指示 - 乳酸菌の数と健康効果についての本文の「最近では、「腸内フローラを良」から「とわからない・・・ということになります。」まで（両端を含む）を、「ヨーグルト」を「チーズ」に変えて書き直しなさい。

本文 -
=====

2016年05月14日
乳酸菌の数と健康効果の関係

最近では、「腸内フローラを良い状態に保つための食生活」というような提案が様々なところでなされています。その中で、「どのくらいの量が良いのでしょうか・・・?」という疑問を持つ方もいるのではと思います。
先日も、述べましたように菌は小さすぎるために普通の状態で数えることができません。そのためにどのくらいが適量であるかということは、通常の食生活ではあまり実感することも、また、意識することも少ないと思います。
ヨーグルトや乳製品乳酸菌飲料のように含まれる菌の数をパッケージやそのほかの方法で案内しているものについてはまだわかりますが、ましてや、そうでないものについては知るすべもないというのが実情だと思います。
例えば、漬物や味噌・醤油などの醸造品は乳酸菌に限らず様々な微生物が行う発行という過程によってできていますので、当然、「良い菌」は含まれている訳ですが、製造の過程で殺菌をしているものやそうでないものなど色々あり詳しい表示を読み取る力が無いとなかなか意識することが難しいのが現実です。更に、「自家製」だったりするともっとわからない・・・ということになります。

=====

データ抜粋 -
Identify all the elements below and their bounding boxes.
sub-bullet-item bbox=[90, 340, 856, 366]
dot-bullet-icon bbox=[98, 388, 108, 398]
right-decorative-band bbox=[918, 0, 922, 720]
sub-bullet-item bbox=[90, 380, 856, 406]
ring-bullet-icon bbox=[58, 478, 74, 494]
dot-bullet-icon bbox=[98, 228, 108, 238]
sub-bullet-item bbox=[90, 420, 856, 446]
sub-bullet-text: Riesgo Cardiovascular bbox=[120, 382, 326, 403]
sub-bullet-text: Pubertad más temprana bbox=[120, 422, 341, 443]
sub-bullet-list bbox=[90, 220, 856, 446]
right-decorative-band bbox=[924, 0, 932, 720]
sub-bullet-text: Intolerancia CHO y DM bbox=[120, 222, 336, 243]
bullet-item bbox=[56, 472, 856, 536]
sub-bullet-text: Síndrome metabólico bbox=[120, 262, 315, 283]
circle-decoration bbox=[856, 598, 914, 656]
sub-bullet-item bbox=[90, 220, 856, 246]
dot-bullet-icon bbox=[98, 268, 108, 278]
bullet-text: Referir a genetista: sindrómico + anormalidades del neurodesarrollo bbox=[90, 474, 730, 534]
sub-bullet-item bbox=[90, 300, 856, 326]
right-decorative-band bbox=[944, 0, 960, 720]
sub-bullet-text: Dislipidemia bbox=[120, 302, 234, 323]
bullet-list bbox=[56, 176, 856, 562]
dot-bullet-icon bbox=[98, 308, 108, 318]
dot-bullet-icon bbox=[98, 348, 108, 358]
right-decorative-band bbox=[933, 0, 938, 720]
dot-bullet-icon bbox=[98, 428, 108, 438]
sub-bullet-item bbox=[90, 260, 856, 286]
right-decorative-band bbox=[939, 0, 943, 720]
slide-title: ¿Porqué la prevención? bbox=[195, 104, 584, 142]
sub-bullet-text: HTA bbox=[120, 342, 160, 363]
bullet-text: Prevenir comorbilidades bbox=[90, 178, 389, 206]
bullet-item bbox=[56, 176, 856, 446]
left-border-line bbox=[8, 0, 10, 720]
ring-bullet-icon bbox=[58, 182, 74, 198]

=====

解答例 -
最近では、「腸内フローラを良い状態に保つための食生活」というような提案が様々なところでなされています。その中で、「どのくらいの量が良いのでしょうか・・・?」という疑問を持つ方もいるのではと思います。
先日も、述べましたように菌は小さすぎるために普通の状態で数えることができません。そのためにどのくらいが適量であるかということは、通常の食生活ではあまり実感することも、また、意識することも少ないと思います。
チーズや乳製品乳酸菌飲料のように含まれる菌の数をパッケージやそのほかの方法で案内しているものについてはまだわかりますが、ましてや、そうでないものについては知るすべもないというのが実情だと思います。
例えば、漬物や味噌・醤油などの醸造品は乳酸菌に限らず様々な微生物が行う発行という過程によってできていますので、当然、「良い菌」は含まれている訳ですが、製造の過程で殺菌をしているものやそうでないものなど色々あり詳しい表示を読み取る力が無いとなかなか意識することが難しいのが現実です。更に、「自家製」だったりするともっとわからない・・・ということになります。